■ GIVEN EXERCISE ■
Of the lines in the listing below, how many hold "STAareas"? Answer with the number only.

■ PROVIDED RECORDS ■
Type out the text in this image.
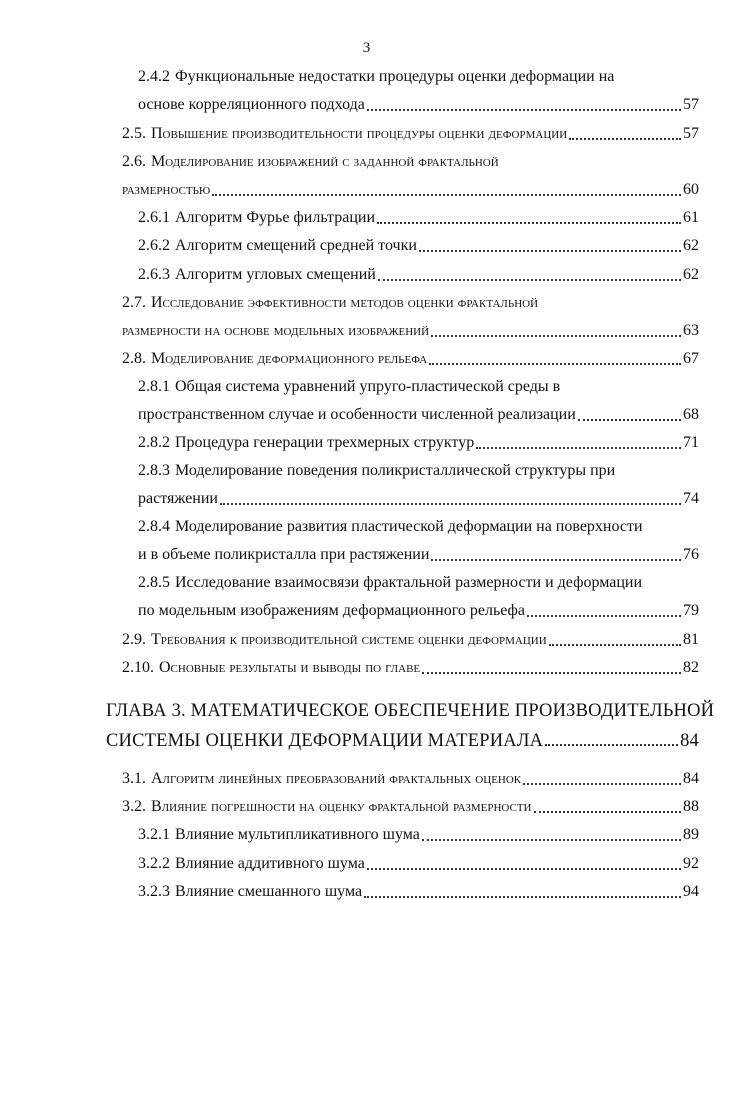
3
2.4.2 Функциональные недостатки процедуры оценки деформации на
основе корреляционного подхода	57
2.5. Повышение производительности процедуры оценки деформации	57
2.6. Моделирование изображений с заданной фрактальной
размерностью	60
2.6.1 Алгоритм Фурье фильтрации	61
2.6.2 Алгоритм смещений средней точки	62
2.6.3 Алгоритм угловых смещений	62
2.7. Исследование эффективности методов оценки фрактальной
размерности на основе модельных изображений	63
2.8. Моделирование деформационного рельефа	67
2.8.1 Общая система уравнений упруго-пластической среды в
пространственном случае и особенности численной реализации	68
2.8.2 Процедура генерации трехмерных структур	71
2.8.3 Моделирование поведения поликристаллической структуры при
растяжении	74
2.8.4 Моделирование развития пластической деформации на поверхности
и в объеме поликристалла при растяжении	76
2.8.5 Исследование взаимосвязи фрактальной размерности и деформации
по модельным изображениям деформационного рельефа	79
2.9. Требования к производительной системе оценки деформации	81
2.10. Основные результаты и выводы по главе	82
ГЛАВА 3. МАТЕМАТИЧЕСКОЕ ОБЕСПЕЧЕНИЕ ПРОИЗВОДИТЕЛЬНОЙ
СИСТЕМЫ ОЦЕНКИ ДЕФОРМАЦИИ МАТЕРИАЛА	84
3.1. Алгоритм линейных преобразований фрактальных оценок	84
3.2. Влияние погрешности на оценку фрактальной размерности	88
3.2.1 Влияние мультипликативного шума	89
3.2.2 Влияние аддитивного шума	92
3.2.3 Влияние смешанного шума	94
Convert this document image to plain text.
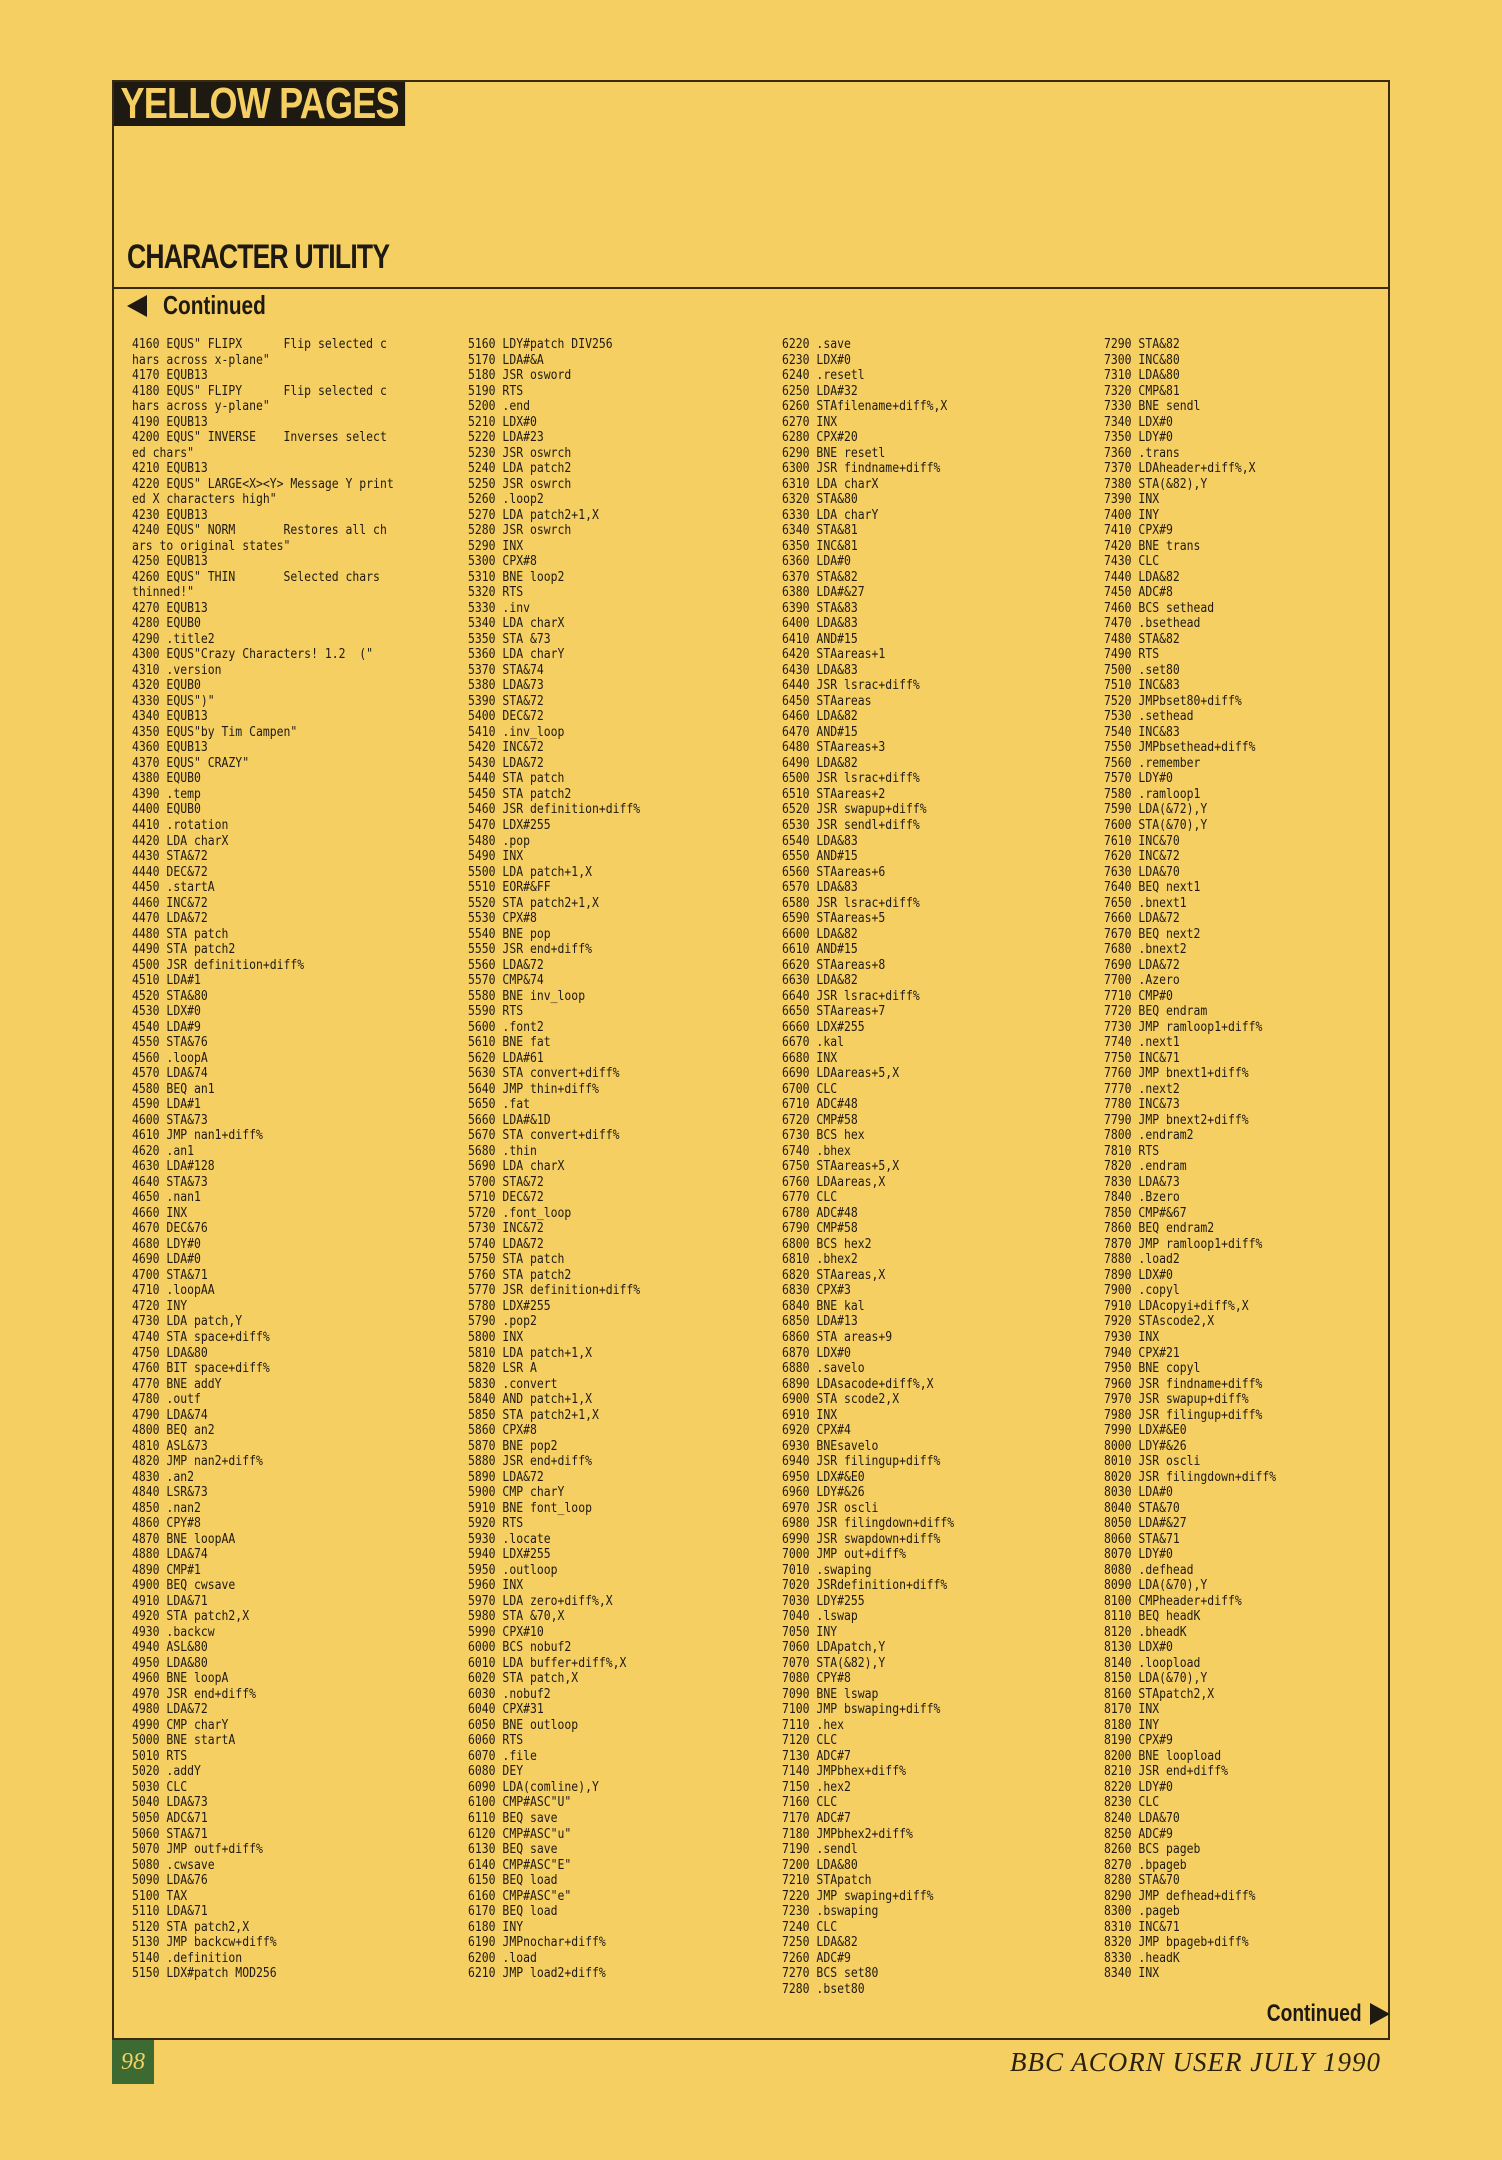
YELLOW PAGES
CHARACTER UTILITY
Continued
4160 EQUS" FLIPX      Flip selected c
hars across x-plane"
4170 EQUB13
4180 EQUS" FLIPY      Flip selected c
hars across y-plane"
4190 EQUB13
4200 EQUS" INVERSE    Inverses select
ed chars"
4210 EQUB13
4220 EQUS" LARGE<X><Y> Message Y print
ed X characters high"
4230 EQUB13
4240 EQUS" NORM       Restores all ch
ars to original states"
4250 EQUB13
4260 EQUS" THIN       Selected chars
thinned!"
4270 EQUB13
4280 EQUB0
4290 .title2
4300 EQUS"Crazy Characters! 1.2  ("
4310 .version
4320 EQUB0
4330 EQUS")"
4340 EQUB13
4350 EQUS"by Tim Campen"
4360 EQUB13
4370 EQUS" CRAZY"
4380 EQUB0
4390 .temp
4400 EQUB0
4410 .rotation
4420 LDA charX
4430 STA&72
4440 DEC&72
4450 .startA
4460 INC&72
4470 LDA&72
4480 STA patch
4490 STA patch2
4500 JSR definition+diff%
4510 LDA#1
4520 STA&80
4530 LDX#0
4540 LDA#9
4550 STA&76
4560 .loopA
4570 LDA&74
4580 BEQ an1
4590 LDA#1
4600 STA&73
4610 JMP nan1+diff%
4620 .an1
4630 LDA#128
4640 STA&73
4650 .nan1
4660 INX
4670 DEC&76
4680 LDY#0
4690 LDA#0
4700 STA&71
4710 .loopAA
4720 INY
4730 LDA patch,Y
4740 STA space+diff%
4750 LDA&80
4760 BIT space+diff%
4770 BNE addY
4780 .outf
4790 LDA&74
4800 BEQ an2
4810 ASL&73
4820 JMP nan2+diff%
4830 .an2
4840 LSR&73
4850 .nan2
4860 CPY#8
4870 BNE loopAA
4880 LDA&74
4890 CMP#1
4900 BEQ cwsave
4910 LDA&71
4920 STA patch2,X
4930 .backcw
4940 ASL&80
4950 LDA&80
4960 BNE loopA
4970 JSR end+diff%
4980 LDA&72
4990 CMP charY
5000 BNE startA
5010 RTS
5020 .addY
5030 CLC
5040 LDA&73
5050 ADC&71
5060 STA&71
5070 JMP outf+diff%
5080 .cwsave
5090 LDA&76
5100 TAX
5110 LDA&71
5120 STA patch2,X
5130 JMP backcw+diff%
5140 .definition
5150 LDX#patch MOD256
5160 LDY#patch DIV256
5170 LDA#&A
5180 JSR osword
5190 RTS
5200 .end
5210 LDX#0
5220 LDA#23
5230 JSR oswrch
5240 LDA patch2
5250 JSR oswrch
5260 .loop2
5270 LDA patch2+1,X
5280 JSR oswrch
5290 INX
5300 CPX#8
5310 BNE loop2
5320 RTS
5330 .inv
5340 LDA charX
5350 STA &73
5360 LDA charY
5370 STA&74
5380 LDA&73
5390 STA&72
5400 DEC&72
5410 .inv_loop
5420 INC&72
5430 LDA&72
5440 STA patch
5450 STA patch2
5460 JSR definition+diff%
5470 LDX#255
5480 .pop
5490 INX
5500 LDA patch+1,X
5510 EOR#&FF
5520 STA patch2+1,X
5530 CPX#8
5540 BNE pop
5550 JSR end+diff%
5560 LDA&72
5570 CMP&74
5580 BNE inv_loop
5590 RTS
5600 .font2
5610 BNE fat
5620 LDA#61
5630 STA convert+diff%
5640 JMP thin+diff%
5650 .fat
5660 LDA#&1D
5670 STA convert+diff%
5680 .thin
5690 LDA charX
5700 STA&72
5710 DEC&72
5720 .font_loop
5730 INC&72
5740 LDA&72
5750 STA patch
5760 STA patch2
5770 JSR definition+diff%
5780 LDX#255
5790 .pop2
5800 INX
5810 LDA patch+1,X
5820 LSR A
5830 .convert
5840 AND patch+1,X
5850 STA patch2+1,X
5860 CPX#8
5870 BNE pop2
5880 JSR end+diff%
5890 LDA&72
5900 CMP charY
5910 BNE font_loop
5920 RTS
5930 .locate
5940 LDX#255
5950 .outloop
5960 INX
5970 LDA zero+diff%,X
5980 STA &70,X
5990 CPX#10
6000 BCS nobuf2
6010 LDA buffer+diff%,X
6020 STA patch,X
6030 .nobuf2
6040 CPX#31
6050 BNE outloop
6060 RTS
6070 .file
6080 DEY
6090 LDA(comline),Y
6100 CMP#ASC"U"
6110 BEQ save
6120 CMP#ASC"u"
6130 BEQ save
6140 CMP#ASC"E"
6150 BEQ load
6160 CMP#ASC"e"
6170 BEQ load
6180 INY
6190 JMPnochar+diff%
6200 .load
6210 JMP load2+diff%
6220 .save
6230 LDX#0
6240 .resetl
6250 LDA#32
6260 STAfilename+diff%,X
6270 INX
6280 CPX#20
6290 BNE resetl
6300 JSR findname+diff%
6310 LDA charX
6320 STA&80
6330 LDA charY
6340 STA&81
6350 INC&81
6360 LDA#0
6370 STA&82
6380 LDA#&27
6390 STA&83
6400 LDA&83
6410 AND#15
6420 STAareas+1
6430 LDA&83
6440 JSR lsrac+diff%
6450 STAareas
6460 LDA&82
6470 AND#15
6480 STAareas+3
6490 LDA&82
6500 JSR lsrac+diff%
6510 STAareas+2
6520 JSR swapup+diff%
6530 JSR sendl+diff%
6540 LDA&83
6550 AND#15
6560 STAareas+6
6570 LDA&83
6580 JSR lsrac+diff%
6590 STAareas+5
6600 LDA&82
6610 AND#15
6620 STAareas+8
6630 LDA&82
6640 JSR lsrac+diff%
6650 STAareas+7
6660 LDX#255
6670 .kal
6680 INX
6690 LDAareas+5,X
6700 CLC
6710 ADC#48
6720 CMP#58
6730 BCS hex
6740 .bhex
6750 STAareas+5,X
6760 LDAareas,X
6770 CLC
6780 ADC#48
6790 CMP#58
6800 BCS hex2
6810 .bhex2
6820 STAareas,X
6830 CPX#3
6840 BNE kal
6850 LDA#13
6860 STA areas+9
6870 LDX#0
6880 .savelo
6890 LDAsacode+diff%,X
6900 STA scode2,X
6910 INX
6920 CPX#4
6930 BNEsavelo
6940 JSR filingup+diff%
6950 LDX#&E0
6960 LDY#&26
6970 JSR oscli
6980 JSR filingdown+diff%
6990 JSR swapdown+diff%
7000 JMP out+diff%
7010 .swaping
7020 JSRdefinition+diff%
7030 LDY#255
7040 .lswap
7050 INY
7060 LDApatch,Y
7070 STA(&82),Y
7080 CPY#8
7090 BNE lswap
7100 JMP bswaping+diff%
7110 .hex
7120 CLC
7130 ADC#7
7140 JMPbhex+diff%
7150 .hex2
7160 CLC
7170 ADC#7
7180 JMPbhex2+diff%
7190 .sendl
7200 LDA&80
7210 STApatch
7220 JMP swaping+diff%
7230 .bswaping
7240 CLC
7250 LDA&82
7260 ADC#9
7270 BCS set80
7280 .bset80
7290 STA&82
7300 INC&80
7310 LDA&80
7320 CMP&81
7330 BNE sendl
7340 LDX#0
7350 LDY#0
7360 .trans
7370 LDAheader+diff%,X
7380 STA(&82),Y
7390 INX
7400 INY
7410 CPX#9
7420 BNE trans
7430 CLC
7440 LDA&82
7450 ADC#8
7460 BCS sethead
7470 .bsethead
7480 STA&82
7490 RTS
7500 .set80
7510 INC&83
7520 JMPbset80+diff%
7530 .sethead
7540 INC&83
7550 JMPbsethead+diff%
7560 .remember
7570 LDY#0
7580 .ramloop1
7590 LDA(&72),Y
7600 STA(&70),Y
7610 INC&70
7620 INC&72
7630 LDA&70
7640 BEQ next1
7650 .bnext1
7660 LDA&72
7670 BEQ next2
7680 .bnext2
7690 LDA&72
7700 .Azero
7710 CMP#0
7720 BEQ endram
7730 JMP ramloop1+diff%
7740 .next1
7750 INC&71
7760 JMP bnext1+diff%
7770 .next2
7780 INC&73
7790 JMP bnext2+diff%
7800 .endram2
7810 RTS
7820 .endram
7830 LDA&73
7840 .Bzero
7850 CMP#&67
7860 BEQ endram2
7870 JMP ramloop1+diff%
7880 .load2
7890 LDX#0
7900 .copyl
7910 LDAcopyi+diff%,X
7920 STAscode2,X
7930 INX
7940 CPX#21
7950 BNE copyl
7960 JSR findname+diff%
7970 JSR swapup+diff%
7980 JSR filingup+diff%
7990 LDX#&E0
8000 LDY#&26
8010 JSR oscli
8020 JSR filingdown+diff%
8030 LDA#0
8040 STA&70
8050 LDA#&27
8060 STA&71
8070 LDY#0
8080 .defhead
8090 LDA(&70),Y
8100 CMPheader+diff%
8110 BEQ headK
8120 .bheadK
8130 LDX#0
8140 .loopload
8150 LDA(&70),Y
8160 STApatch2,X
8170 INX
8180 INY
8190 CPX#9
8200 BNE loopload
8210 JSR end+diff%
8220 LDY#0
8230 CLC
8240 LDA&70
8250 ADC#9
8260 BCS pageb
8270 .bpageb
8280 STA&70
8290 JMP defhead+diff%
8300 .pageb
8310 INC&71
8320 JMP bpageb+diff%
8330 .headK
8340 INX
Continued
98	BBC ACORN USER JULY 1990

■ OUTPUT FOR THIS TASK ■
10